## Task directions
Every line of the material is to be quoted verbatim, minus the pictures.

## Given data
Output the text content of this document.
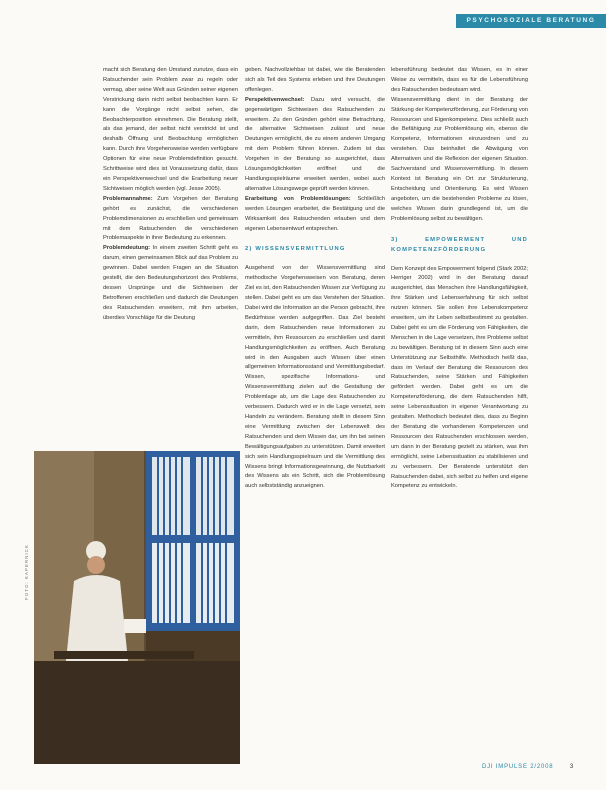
PSYCHOSOZIALE BERATUNG

macht sich Beratung den Umstand zunutze, dass ein Ratsuchender sein Problem zwar zu regeln oder vermag, aber seine Welt aus Gründen seiner eigenen Verstrickung darin nicht selbst beobachten kann. Er kann die Vorgänge nicht selbst sehen, die Beobachterposition einnehmen. Die Beratung stellt, als das jemand, der selbst nicht verstrickt ist und deshalb Öffnung und Beobachtung ermöglichen kann. Durch ihre Vorgehensweise werden verfügbare Optionen für eine neue Problemdefinition gesucht. Schrittweise wird dies ist Voraussetzung dafür, dass ein Perspektivenwechsel und die Erarbeitung neuer Sichtweisen möglich werden (vgl. Jesse 2005).

Problemannahme: Zum Vorgehen der Beratung gehört es zunächst, die verschiedenen Problemdimensionen zu erschließen und gemeinsam mit dem Ratsuchenden die verschiedenen Problemaspekte in ihrer Bedeutung zu erkennen.

Problemdeutung: In einem zweiten Schritt geht es darum, einen gemeinsamen Blick auf das Problem zu gewinnen. Dabei werden Fragen an die Situation gestellt, die den Bedeutungshorizont des Problems, dessen Ursprünge und die Sichtweisen der Betroffenen erschließen und dadurch die Deutungen des Ratsuchenden erweitern, mit ihm arbeiten, überdies Vorschläge für die Deutung

geben. Nachvollziehbar ist dabei, wie die Beratenden sich als Teil des Systems erleben und ihre Deutungen offenlegen.

Perspektivenwechsel: Dazu wird versucht, die gegenwärtigen Sichtweisen des Ratsuchenden zu erweitern. Zu den Gründen gehört eine Betrachtung, die alternative Sichtweisen zulässt und neue Deutungen ermöglicht, die zu einem anderen Umgang mit dem Problem führen können. Zudem ist das Vorgehen in der Beratung so ausgerichtet, dass Lösungsmöglichkeiten eröffnet und die Handlungsspielräume erweitert werden, wobei auch alternative Lösungswege geprüft werden können.

Erarbeitung von Problemlösungen: Schließlich werden Lösungen erarbeitet, die Bestätigung und die Wirksamkeit des Ratsuchenden erlauben und dem eigenen Lebensentwurf entsprechen.

2) WISSENSVERMITTLUNG

Ausgehend von der Wissensvermittlung sind methodische Vorgehensweisen von Beratung, deren Ziel es ist, den Ratsuchenden Wissen zur Verfügung zu stellen. Dabei geht es um das Verstehen der Situation. Dabei wird die Information an die Person gebracht, ihre Bedürfnisse werden aufgegriffen. Das Ziel besteht darin, dem Ratsuchenden neue Informationen zu vermitteln, ihm Ressourcen zu erschließen und damit Handlungsmöglichkeiten zu eröffnen. Auch Beratung wird in den Ausgaben auch Wissen über einen allgemeinen Informationsstand und Vermittlungsbedarf. Wissen, spezifische Informations- und Wissensvermittlung zielen auf die Gestaltung der Problemlage ab, um die Lage des Ratsuchenden zu verbessern. Dadurch wird er in die Lage versetzt, sein Handeln zu verändern. Beratung stellt in diesem Sinn eine Vermittlung zwischen der Lebenswelt des Ratsuchenden und dem Wissen dar, um ihn bei seinen Bewältigungsaufgaben zu unterstützen. Damit erweitert sich sein Handlungsspielraum und die Vermittlung des Wissens bringt Informationsgewinnung, die Nutzbarkeit des Wissens als ein Schritt, sich die Problemlösung auch selbstständig anzueignen.

lebensführung bedeutet das Wissen, es in einer Weise zu vermitteln, dass es für die Lebensführung des Ratsuchenden bedeutsam wird.

Wissensvermittlung dient in der Beratung der Stärkung der Kompetenzförderung, zur Förderung von Ressourcen und Eigenkompetenz. Dies schließt auch die Befähigung zur Problemlösung ein, ebenso die Kompetenz, Informationen einzuordnen und zu verstehen. Das beinhaltet die Abwägung von Alternativen und die Reflexion der eigenen Situation. Sachverstand und Wissensvermittlung. In diesem Kontext ist Beratung ein Ort zur Strukturierung, Entscheidung und Orientierung. Es wird Wissen angeboten, um die bestehenden Probleme zu lösen, welches Wissen darin grundlegend ist, um die Problemlösung selbst zu bewältigen.

3) EMPOWERMENT UND KOMPETENZFÖRDERUNG

Dem Konzept des Empowerment folgend (Stark 2002; Herriger 2002) wird in der Beratung darauf ausgerichtet, das Menschen ihre Handlungsfähigkeit, ihre Stärken und Lebenserfahrung für sich selbst nutzen können. Sie sollen ihre Lebenskompetenz erweitern, um ihr Leben selbstbestimmt zu gestalten. Dabei geht es um die Förderung von Fähigkeiten, die Menschen in die Lage versetzen, ihre Probleme selbst zu bewältigen. Beratung ist in diesem Sinn auch eine Unterstützung zur Selbsthilfe. Methodisch heißt das, dass im Verlauf der Beratung die Ressourcen des Ratsuchenden, seine Stärken und Fähigkeiten gefördert werden. Dabei geht es um die Kompetenzförderung, die dem Ratsuchenden hilft, seine Lebenssituation in eigener Verantwortung zu gestalten. Methodisch bedeutet dies, dass zu Beginn der Beratung die vorhandenen Kompetenzen und Ressourcen des Ratsuchenden erschlossen werden, um dann in der Beratung gezielt zu stärken, was ihm ermöglicht, seine Lebenssituation zu stabilisieren und zu verbessern. Der Beratende unterstützt den Ratsuchenden dabei, sich selbst zu helfen und eigene Kompetenz zu entwickeln.

FOTO: KAPERNICK
DJI IMPULSE 2/2008	3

## In response
Output the text content of this document.
PSYCHOSOZIALE BERATUNG

macht sich Beratung den Umstand zunutze, dass ein Ratsuchender sein Problem zwar zu regeln oder vermag, aber seine Welt aus Gründen seiner eigenen Verstrickung darin nicht selbst beobachten kann. Er kann die Vorgänge nicht selbst sehen, die Beobachterposition einnehmen. Die Beratung stellt, als das jemand, der selbst nicht verstrickt ist und deshalb Öffnung und Beobachtung ermöglichen kann. Durch ihre Vorgehensweise werden verfügbare Optionen für eine neue Problemdefinition gesucht. Schrittweise wird dies ist Voraussetzung dafür, dass ein Perspektivenwechsel und die Erarbeitung neuer Sichtweisen möglich werden (vgl. Jesse 2005).

Problemannahme: Zum Vorgehen der Beratung gehört es zunächst, die verschiedenen Problemdimensionen zu erschließen und gemeinsam mit dem Ratsuchenden die verschiedenen Problemaspekte in ihrer Bedeutung zu erkennen.

Problemdeutung: In einem zweiten Schritt geht es darum, einen gemeinsamen Blick auf das Problem zu gewinnen. Dabei werden Fragen an die Situation gestellt, die den Bedeutungshorizont des Problems, dessen Ursprünge und die Sichtweisen der Betroffenen erschließen und dadurch die Deutungen des Ratsuchenden erweitern, mit ihm arbeiten, überdies Vorschläge für die Deutung

geben. Nachvollziehbar ist dabei, wie die Beratenden sich als Teil des Systems erleben und ihre Deutungen offenlegen.

Perspektivenwechsel: Dazu wird versucht, die gegenwärtigen Sichtweisen des Ratsuchenden zu erweitern. Zu den Gründen gehört eine Betrachtung, die alternative Sichtweisen zulässt und neue Deutungen ermöglicht, die zu einem anderen Umgang mit dem Problem führen können. Zudem ist das Vorgehen in der Beratung so ausgerichtet, dass Lösungsmöglichkeiten eröffnet und die Handlungsspielräume erweitert werden, wobei auch alternative Lösungswege geprüft werden können.

Erarbeitung von Problemlösungen: Schließlich werden Lösungen erarbeitet, die Bestätigung und die Wirksamkeit des Ratsuchenden erlauben und dem eigenen Lebensentwurf entsprechen.

2) WISSENSVERMITTLUNG

Ausgehend von der Wissensvermittlung sind methodische Vorgehensweisen von Beratung, deren Ziel es ist, den Ratsuchenden Wissen zur Verfügung zu stellen. Dabei geht es um das Verstehen der Situation. Dabei wird die Information an die Person gebracht, ihre Bedürfnisse werden aufgegriffen. Das Ziel besteht darin, dem Ratsuchenden neue Informationen zu vermitteln, ihm Ressourcen zu erschließen und damit Handlungsmöglichkeiten zu eröffnen. Auch Beratung wird in den Ausgaben auch Wissen über einen allgemeinen Informationsstand und Vermittlungsbedarf. Wissen, spezifische Informations- und Wissensvermittlung zielen auf die Gestaltung der Problemlage ab, um die Lage des Ratsuchenden zu verbessern. Dadurch wird er in die Lage versetzt, sein Handeln zu verändern. Beratung stellt in diesem Sinn eine Vermittlung zwischen der Lebenswelt des Ratsuchenden und dem Wissen dar, um ihn bei seinen Bewältigungsaufgaben zu unterstützen. Damit erweitert sich sein Handlungsspielraum und die Vermittlung des Wissens bringt Informationsgewinnung, die Nutzbarkeit des Wissens als ein Schritt, sich die Problemlösung auch selbstständig anzueignen.

lebensführung bedeutet das Wissen, es in einer Weise zu vermitteln, dass es für die Lebensführung des Ratsuchenden bedeutsam wird.

Wissensvermittlung dient in der Beratung der Stärkung der Kompetenzförderung, zur Förderung von Ressourcen und Eigenkompetenz. Dies schließt auch die Befähigung zur Problemlösung ein, ebenso die Kompetenz, Informationen einzuordnen und zu verstehen. Das beinhaltet die Abwägung von Alternativen und die Reflexion der eigenen Situation. Sachverstand und Wissensvermittlung. In diesem Kontext ist Beratung ein Ort zur Strukturierung, Entscheidung und Orientierung. Es wird Wissen angeboten, um die bestehenden Probleme zu lösen, welches Wissen darin grundlegend ist, um die Problemlösung selbst zu bewältigen.

3) EMPOWERMENT UND KOMPETENZFÖRDERUNG

Dem Konzept des Empowerment folgend (Stark 2002; Herriger 2002) wird in der Beratung darauf ausgerichtet, das Menschen ihre Handlungsfähigkeit, ihre Stärken und Lebenserfahrung für sich selbst nutzen können. Sie sollen ihre Lebenskompetenz erweitern, um ihr Leben selbstbestimmt zu gestalten. Dabei geht es um die Förderung von Fähigkeiten, die Menschen in die Lage versetzen, ihre Probleme selbst zu bewältigen. Beratung ist in diesem Sinn auch eine Unterstützung zur Selbsthilfe. Methodisch heißt das, dass im Verlauf der Beratung die Ressourcen des Ratsuchenden, seine Stärken und Fähigkeiten gefördert werden. Dabei geht es um die Kompetenzförderung, die dem Ratsuchenden hilft, seine Lebenssituation in eigener Verantwortung zu gestalten. Methodisch bedeutet dies, dass zu Beginn der Beratung die vorhandenen Kompetenzen und Ressourcen des Ratsuchenden erschlossen werden, um dann in der Beratung gezielt zu stärken, was ihm ermöglicht, seine Lebenssituation zu stabilisieren und zu verbessern. Der Beratende unterstützt den Ratsuchenden dabei, sich selbst zu helfen und eigene Kompetenz zu entwickeln.

FOTO: KAPERNICK
DJI IMPULSE 2/2008	3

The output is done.